» SET TASK: Write out each line beneath this one exactly as it reads.

╭─ RECORDED DATA

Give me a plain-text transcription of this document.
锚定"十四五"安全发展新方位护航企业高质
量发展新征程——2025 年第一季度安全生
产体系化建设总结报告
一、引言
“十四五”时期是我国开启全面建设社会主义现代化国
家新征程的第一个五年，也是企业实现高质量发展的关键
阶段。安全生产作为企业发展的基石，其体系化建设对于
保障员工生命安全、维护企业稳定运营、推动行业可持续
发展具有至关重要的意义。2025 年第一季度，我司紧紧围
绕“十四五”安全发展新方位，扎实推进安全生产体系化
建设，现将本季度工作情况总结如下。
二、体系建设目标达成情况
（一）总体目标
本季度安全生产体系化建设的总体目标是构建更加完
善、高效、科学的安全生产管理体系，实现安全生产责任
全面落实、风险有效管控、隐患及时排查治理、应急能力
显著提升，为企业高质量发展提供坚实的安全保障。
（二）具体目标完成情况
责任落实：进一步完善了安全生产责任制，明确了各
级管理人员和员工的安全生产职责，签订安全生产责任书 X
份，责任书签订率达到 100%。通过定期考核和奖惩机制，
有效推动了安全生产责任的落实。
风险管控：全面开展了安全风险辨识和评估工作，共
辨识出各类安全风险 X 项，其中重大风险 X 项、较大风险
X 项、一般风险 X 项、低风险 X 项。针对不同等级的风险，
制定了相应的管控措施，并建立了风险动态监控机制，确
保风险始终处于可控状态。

╰─

» EXERCISE OUTPUT:
Give me a plain-text transcription of this document.
锚定"十四五"安全发展新方位护航企业高质
量发展新征程——2025 年第一季度安全生
产体系化建设总结报告
一、引言
“十四五”时期是我国开启全面建设社会主义现代化国
家新征程的第一个五年，也是企业实现高质量发展的关键
阶段。安全生产作为企业发展的基石，其体系化建设对于
保障员工生命安全、维护企业稳定运营、推动行业可持续
发展具有至关重要的意义。2025 年第一季度，我司紧紧围
绕“十四五”安全发展新方位，扎实推进安全生产体系化
建设，现将本季度工作情况总结如下。
二、体系建设目标达成情况
（一）总体目标
本季度安全生产体系化建设的总体目标是构建更加完
善、高效、科学的安全生产管理体系，实现安全生产责任
全面落实、风险有效管控、隐患及时排查治理、应急能力
显著提升，为企业高质量发展提供坚实的安全保障。
（二）具体目标完成情况
责任落实：进一步完善了安全生产责任制，明确了各
级管理人员和员工的安全生产职责，签订安全生产责任书 X
份，责任书签订率达到 100%。通过定期考核和奖惩机制，
有效推动了安全生产责任的落实。
风险管控：全面开展了安全风险辨识和评估工作，共
辨识出各类安全风险 X 项，其中重大风险 X 项、较大风险
X 项、一般风险 X 项、低风险 X 项。针对不同等级的风险，
制定了相应的管控措施，并建立了风险动态监控机制，确
保风险始终处于可控状态。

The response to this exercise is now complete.